__PROBLEM TO WORK ON__. Count how many lines below contain the word "previous", then give that number alone.

:: INPUT MATERIAL

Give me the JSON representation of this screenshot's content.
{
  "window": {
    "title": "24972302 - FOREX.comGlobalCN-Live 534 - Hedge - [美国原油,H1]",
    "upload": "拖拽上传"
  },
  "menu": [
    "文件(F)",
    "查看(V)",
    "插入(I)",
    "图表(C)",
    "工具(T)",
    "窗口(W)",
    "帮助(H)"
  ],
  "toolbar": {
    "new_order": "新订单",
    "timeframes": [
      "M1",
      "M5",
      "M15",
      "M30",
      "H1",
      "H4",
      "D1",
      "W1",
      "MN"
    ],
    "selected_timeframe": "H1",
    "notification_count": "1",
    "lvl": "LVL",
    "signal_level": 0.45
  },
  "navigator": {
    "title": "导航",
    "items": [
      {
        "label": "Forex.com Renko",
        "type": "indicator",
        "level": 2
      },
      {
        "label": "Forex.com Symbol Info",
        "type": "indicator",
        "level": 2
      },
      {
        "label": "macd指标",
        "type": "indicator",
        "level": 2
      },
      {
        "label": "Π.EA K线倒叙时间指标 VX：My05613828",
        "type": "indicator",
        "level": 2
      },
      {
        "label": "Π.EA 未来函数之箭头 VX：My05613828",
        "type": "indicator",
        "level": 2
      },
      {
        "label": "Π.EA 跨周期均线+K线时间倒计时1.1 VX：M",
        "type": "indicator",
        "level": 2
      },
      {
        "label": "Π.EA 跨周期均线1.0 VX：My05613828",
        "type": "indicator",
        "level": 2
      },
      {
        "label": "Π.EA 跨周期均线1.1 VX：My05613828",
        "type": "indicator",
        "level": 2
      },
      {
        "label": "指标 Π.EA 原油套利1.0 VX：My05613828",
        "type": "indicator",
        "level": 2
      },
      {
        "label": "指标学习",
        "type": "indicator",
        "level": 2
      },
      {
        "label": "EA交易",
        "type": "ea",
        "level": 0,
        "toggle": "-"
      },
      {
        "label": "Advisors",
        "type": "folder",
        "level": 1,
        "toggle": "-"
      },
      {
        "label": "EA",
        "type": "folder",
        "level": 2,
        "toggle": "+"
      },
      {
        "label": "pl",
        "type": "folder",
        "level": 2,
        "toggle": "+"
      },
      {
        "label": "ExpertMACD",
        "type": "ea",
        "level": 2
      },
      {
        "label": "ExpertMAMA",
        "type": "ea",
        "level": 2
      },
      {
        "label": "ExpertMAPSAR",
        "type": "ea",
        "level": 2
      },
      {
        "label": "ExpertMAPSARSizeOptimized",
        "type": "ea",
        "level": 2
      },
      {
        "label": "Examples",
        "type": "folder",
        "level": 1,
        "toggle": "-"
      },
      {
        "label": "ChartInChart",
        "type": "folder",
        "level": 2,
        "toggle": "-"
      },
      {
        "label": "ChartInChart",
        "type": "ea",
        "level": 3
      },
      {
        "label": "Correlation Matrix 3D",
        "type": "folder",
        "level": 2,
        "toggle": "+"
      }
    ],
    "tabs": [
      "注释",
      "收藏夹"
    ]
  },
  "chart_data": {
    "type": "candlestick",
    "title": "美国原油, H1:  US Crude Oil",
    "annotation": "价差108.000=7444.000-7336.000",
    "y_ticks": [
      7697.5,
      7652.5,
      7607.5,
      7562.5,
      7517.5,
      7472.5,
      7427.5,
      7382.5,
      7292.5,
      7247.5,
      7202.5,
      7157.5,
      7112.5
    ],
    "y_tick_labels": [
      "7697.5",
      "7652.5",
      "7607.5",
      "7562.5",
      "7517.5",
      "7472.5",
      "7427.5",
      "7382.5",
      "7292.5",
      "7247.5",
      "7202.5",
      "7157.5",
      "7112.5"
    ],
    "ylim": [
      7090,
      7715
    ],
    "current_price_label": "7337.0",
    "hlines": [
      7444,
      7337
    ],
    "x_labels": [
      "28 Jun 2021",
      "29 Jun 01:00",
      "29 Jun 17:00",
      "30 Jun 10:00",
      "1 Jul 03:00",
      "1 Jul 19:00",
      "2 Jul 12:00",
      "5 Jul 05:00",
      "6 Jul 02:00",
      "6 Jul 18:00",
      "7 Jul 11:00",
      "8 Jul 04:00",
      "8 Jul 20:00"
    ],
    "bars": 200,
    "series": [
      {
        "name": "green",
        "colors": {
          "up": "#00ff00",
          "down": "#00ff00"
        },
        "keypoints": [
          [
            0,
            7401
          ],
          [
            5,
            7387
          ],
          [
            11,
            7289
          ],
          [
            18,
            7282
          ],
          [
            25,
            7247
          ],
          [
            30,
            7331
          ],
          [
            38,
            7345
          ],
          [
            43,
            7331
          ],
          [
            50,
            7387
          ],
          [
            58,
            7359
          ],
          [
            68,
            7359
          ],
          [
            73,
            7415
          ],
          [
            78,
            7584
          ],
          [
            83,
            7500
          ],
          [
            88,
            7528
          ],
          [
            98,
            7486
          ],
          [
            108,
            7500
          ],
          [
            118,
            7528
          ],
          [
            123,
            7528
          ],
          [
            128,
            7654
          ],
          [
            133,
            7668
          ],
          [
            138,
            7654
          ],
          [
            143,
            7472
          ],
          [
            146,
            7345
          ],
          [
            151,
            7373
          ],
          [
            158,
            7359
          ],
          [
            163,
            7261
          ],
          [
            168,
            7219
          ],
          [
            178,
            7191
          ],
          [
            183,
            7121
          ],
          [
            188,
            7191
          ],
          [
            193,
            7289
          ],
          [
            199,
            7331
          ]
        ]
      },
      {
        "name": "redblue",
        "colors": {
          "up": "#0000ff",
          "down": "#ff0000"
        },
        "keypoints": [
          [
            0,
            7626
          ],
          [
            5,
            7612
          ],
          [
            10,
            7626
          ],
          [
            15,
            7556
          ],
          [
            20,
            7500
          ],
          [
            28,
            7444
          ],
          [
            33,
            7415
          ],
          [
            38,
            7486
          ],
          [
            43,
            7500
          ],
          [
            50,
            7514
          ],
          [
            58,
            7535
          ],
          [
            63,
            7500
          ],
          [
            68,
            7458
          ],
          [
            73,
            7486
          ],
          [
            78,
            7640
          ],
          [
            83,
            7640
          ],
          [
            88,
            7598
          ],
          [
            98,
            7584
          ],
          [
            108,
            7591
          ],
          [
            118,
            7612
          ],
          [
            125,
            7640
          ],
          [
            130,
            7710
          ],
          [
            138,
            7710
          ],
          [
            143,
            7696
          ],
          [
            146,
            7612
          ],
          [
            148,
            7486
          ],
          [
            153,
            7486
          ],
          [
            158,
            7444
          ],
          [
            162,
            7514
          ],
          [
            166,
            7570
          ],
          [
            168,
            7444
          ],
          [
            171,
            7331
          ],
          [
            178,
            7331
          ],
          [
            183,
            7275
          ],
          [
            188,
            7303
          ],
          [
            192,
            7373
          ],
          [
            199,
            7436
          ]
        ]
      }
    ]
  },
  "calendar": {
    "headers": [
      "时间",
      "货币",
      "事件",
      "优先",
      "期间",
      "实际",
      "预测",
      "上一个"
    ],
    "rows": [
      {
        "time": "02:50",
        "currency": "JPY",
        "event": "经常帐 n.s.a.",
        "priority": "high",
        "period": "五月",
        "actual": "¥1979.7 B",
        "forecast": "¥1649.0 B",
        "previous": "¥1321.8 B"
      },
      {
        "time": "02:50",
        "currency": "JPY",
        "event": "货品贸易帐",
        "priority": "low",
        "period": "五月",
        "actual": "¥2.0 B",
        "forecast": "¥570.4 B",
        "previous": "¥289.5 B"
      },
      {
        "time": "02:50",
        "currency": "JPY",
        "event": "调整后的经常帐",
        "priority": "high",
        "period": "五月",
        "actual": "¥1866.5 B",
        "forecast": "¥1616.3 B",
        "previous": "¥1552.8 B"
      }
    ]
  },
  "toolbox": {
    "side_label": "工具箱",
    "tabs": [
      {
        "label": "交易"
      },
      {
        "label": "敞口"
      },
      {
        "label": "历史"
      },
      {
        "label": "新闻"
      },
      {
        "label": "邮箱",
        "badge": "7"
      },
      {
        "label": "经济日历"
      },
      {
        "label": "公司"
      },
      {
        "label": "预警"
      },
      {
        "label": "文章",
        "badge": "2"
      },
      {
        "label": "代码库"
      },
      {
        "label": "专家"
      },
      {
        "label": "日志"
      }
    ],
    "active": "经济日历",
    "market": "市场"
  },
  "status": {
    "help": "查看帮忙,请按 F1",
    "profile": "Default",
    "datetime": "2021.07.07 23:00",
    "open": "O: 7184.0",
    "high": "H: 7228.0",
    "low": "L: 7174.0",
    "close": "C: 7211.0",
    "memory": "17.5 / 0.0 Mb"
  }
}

::::

__WRITTEN ANSWER__. 3